== Work instruction ==
Your task is to copy each line of the material below that includes "Stunden".

::::::

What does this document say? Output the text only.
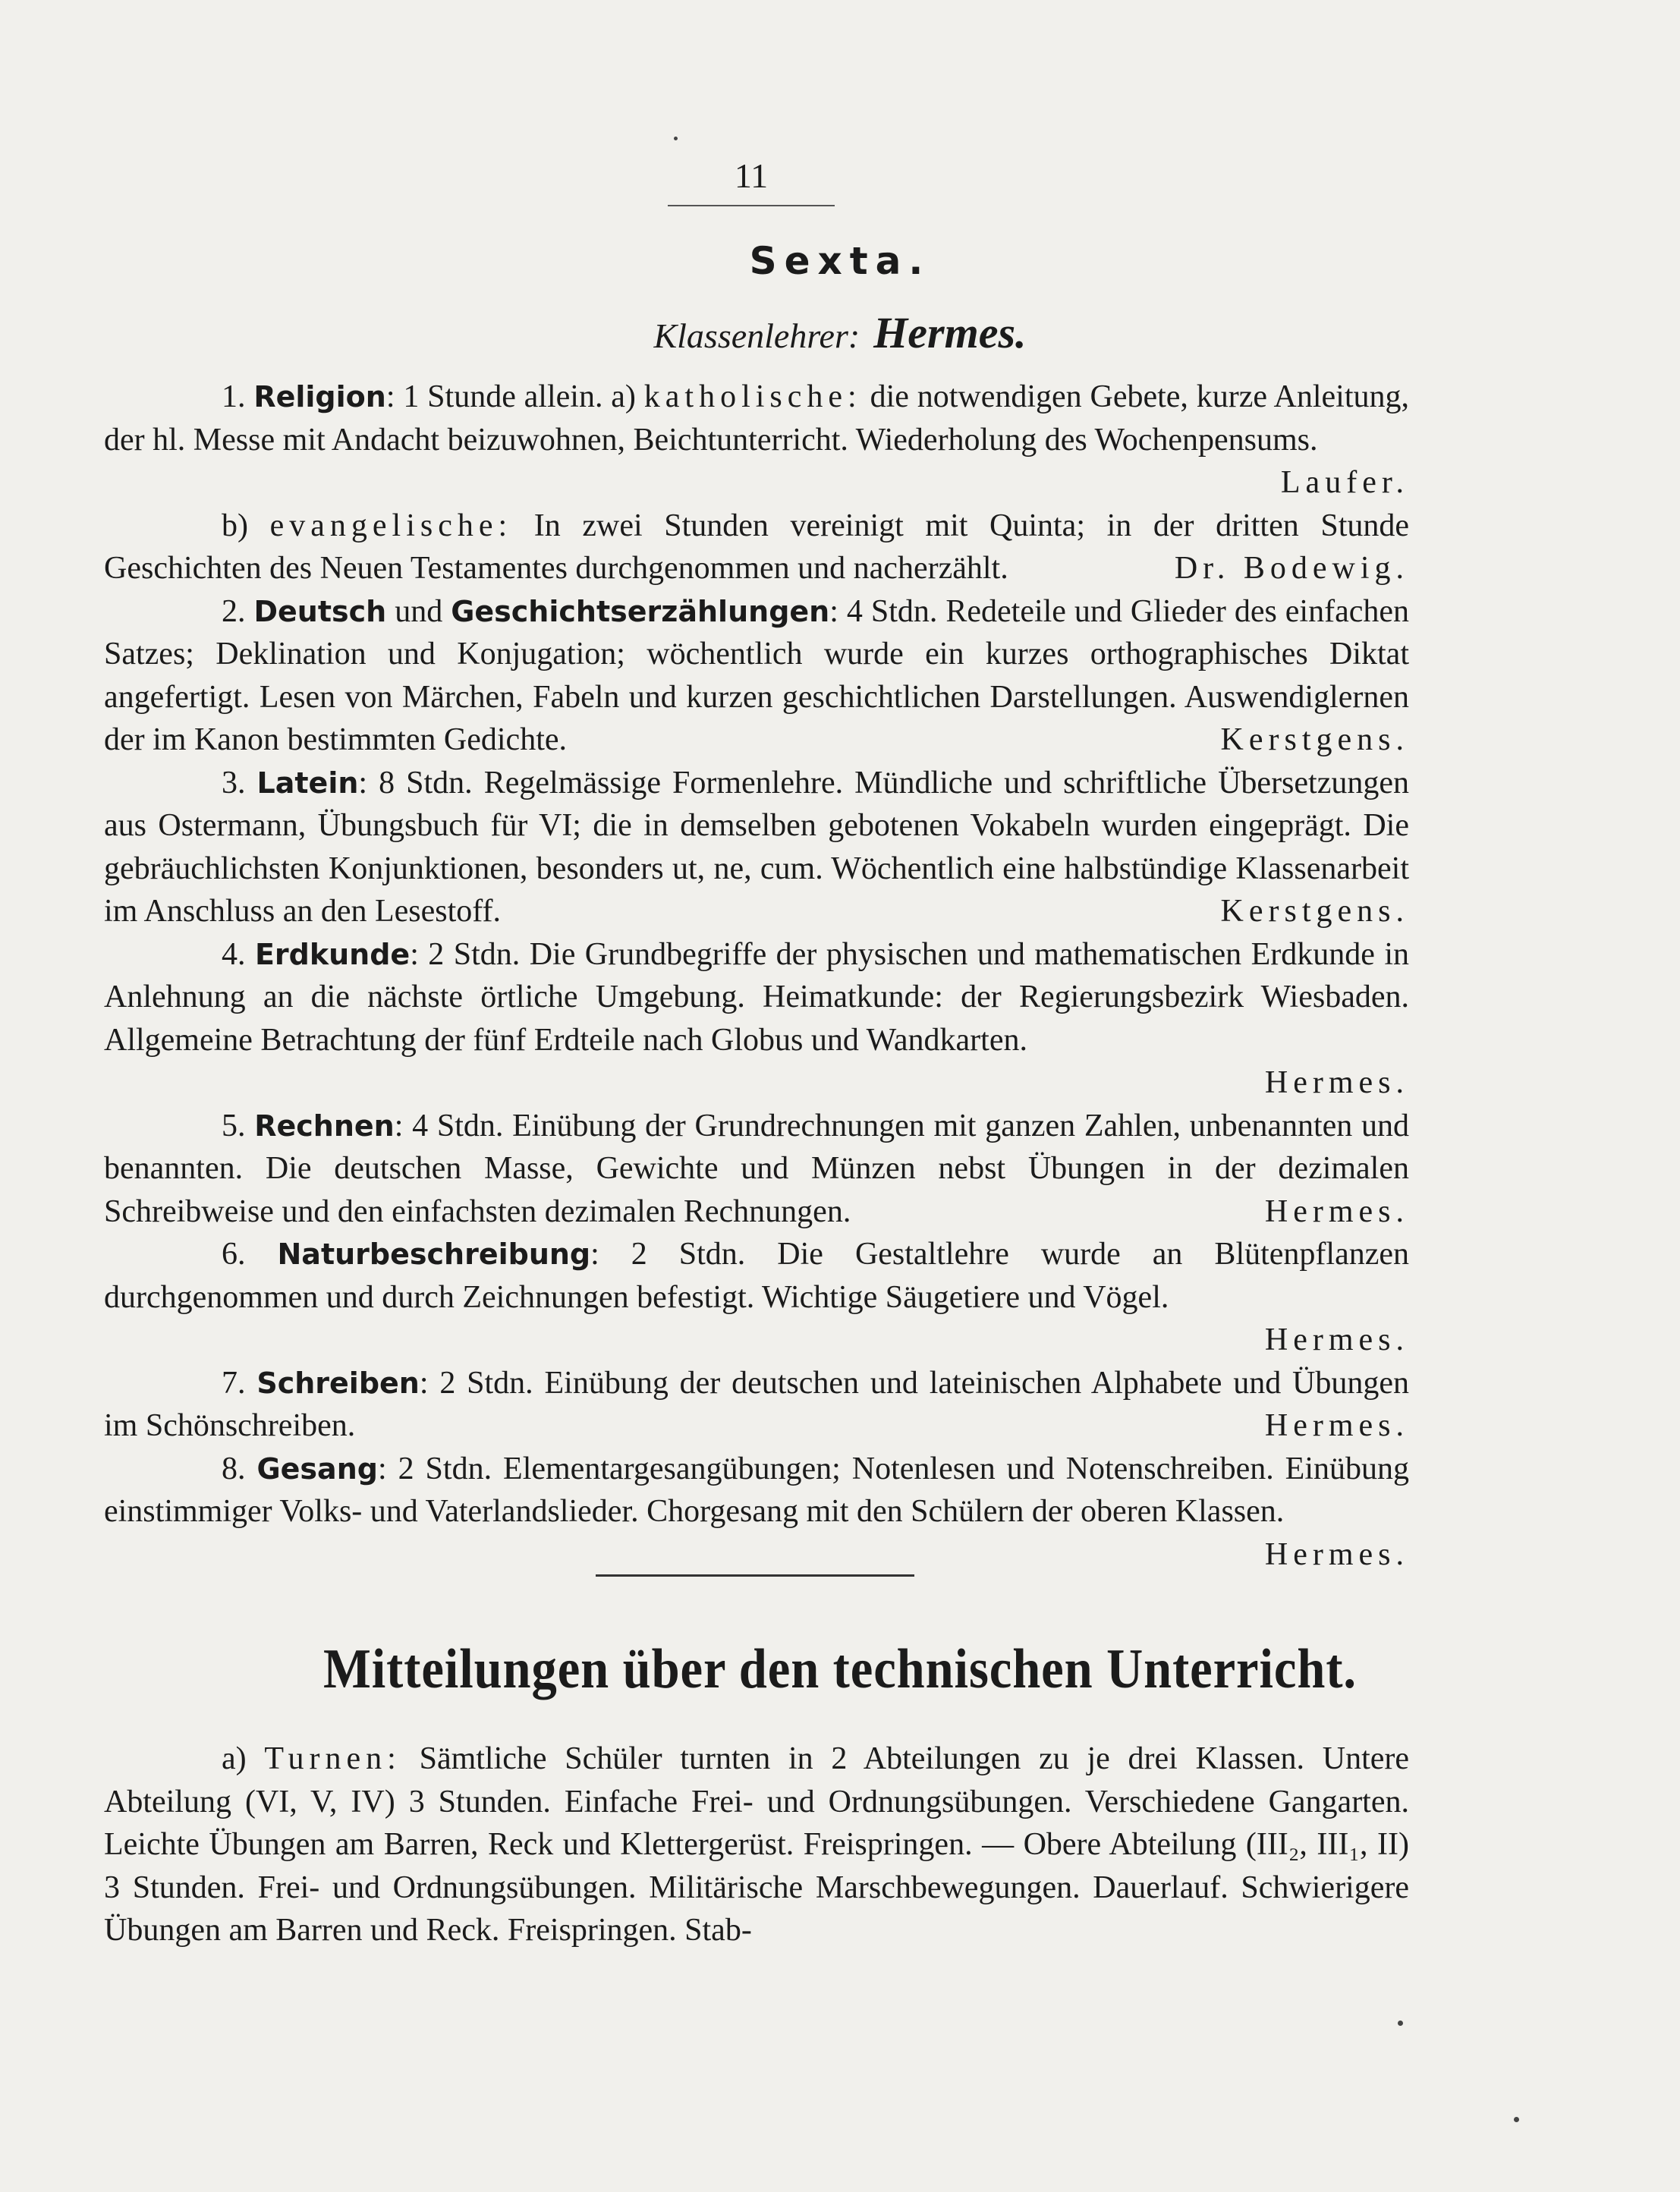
11
Sexta.
Klassenlehrer: Hermes.

1. Religion: 1 Stunde allein. a) katholische: die notwendigen Gebete, kurze Anleitung, der hl. Messe mit Andacht beizuwohnen, Beichtunterricht. Wiederholung des Wochenpensums.
Laufer.

b) evangelische: In zwei Stunden vereinigt mit Quinta; in der dritten Stunde Geschichten des Neuen Testamentes durchgenommen und nacherzählt.	Dr. Bodewig.

2. Deutsch und Geschichtserzählungen: 4 Stdn. Redeteile und Glieder des einfachen Satzes; Deklination und Konjugation; wöchentlich wurde ein kurzes orthographisches Diktat angefertigt. Lesen von Märchen, Fabeln und kurzen geschichtlichen Darstellungen. Auswendiglernen der im Kanon bestimmten Gedichte.	Kerstgens.

3. Latein: 8 Stdn. Regelmässige Formenlehre. Mündliche und schriftliche Übersetzungen aus Ostermann, Übungsbuch für VI; die in demselben gebotenen Vokabeln wurden eingeprägt. Die gebräuchlichsten Konjunktionen, besonders ut, ne, cum. Wöchentlich eine halbstündige Klassenarbeit im Anschluss an den Lesestoff.	Kerstgens.

4. Erdkunde: 2 Stdn. Die Grundbegriffe der physischen und mathematischen Erdkunde in Anlehnung an die nächste örtliche Umgebung. Heimatkunde: der Regierungsbezirk Wiesbaden. Allgemeine Betrachtung der fünf Erdteile nach Globus und Wandkarten.

Hermes.

5. Rechnen: 4 Stdn. Einübung der Grundrechnungen mit ganzen Zahlen, unbenannten und benannten. Die deutschen Masse, Gewichte und Münzen nebst Übungen in der dezimalen Schreibweise und den einfachsten dezimalen Rechnungen.	Hermes.

6. Naturbeschreibung: 2 Stdn. Die Gestaltlehre wurde an Blütenpflanzen durchgenommen und durch Zeichnungen befestigt. Wichtige Säugetiere und Vögel.

Hermes.

7. Schreiben: 2 Stdn. Einübung der deutschen und lateinischen Alphabete und Übungen im Schönschreiben.	Hermes.

8. Gesang: 2 Stdn. Elementargesangübungen; Notenlesen und Notenschreiben. Einübung einstimmiger Volks- und Vaterlandslieder. Chorgesang mit den Schülern der oberen Klassen.
Hermes.

Mitteilungen über den technischen Unterricht.

a) Turnen: Sämtliche Schüler turnten in 2 Abteilungen zu je drei Klassen. Untere Abteilung (VI, V, IV) 3 Stunden. Einfache Frei- und Ordnungsübungen. Verschiedene Gangarten. Leichte Übungen am Barren, Reck und Klettergerüst. Freispringen. — Obere Abteilung (III₂, III₁, II) 3 Stunden. Frei- und Ordnungsübungen. Militärische Marschbewegungen. Dauerlauf. Schwierigere Übungen am Barren und Reck. Freispringen. Stab-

::::::

== Solution for this task ==
b) evangelische: In zwei Stunden vereinigt mit Quinta; in der dritten Stunde Geschichten des Neuen Testamentes durchgenommen und nacherzählt.	Dr. Bodewig.
a) Turnen: Sämtliche Schüler turnten in 2 Abteilungen zu je drei Klassen. Untere Abteilung (VI, V, IV) 3 Stunden. Einfache Frei- und Ordnungsübungen. Verschiedene Gangarten. Leichte Übungen am Barren, Reck und Klettergerüst. Freispringen. — Obere Abteilung (III₂, III₁, II) 3 Stunden. Frei- und Ordnungsübungen. Militärische Marschbewegungen. Dauerlauf. Schwierigere Übungen am Barren und Reck. Freispringen. Stab-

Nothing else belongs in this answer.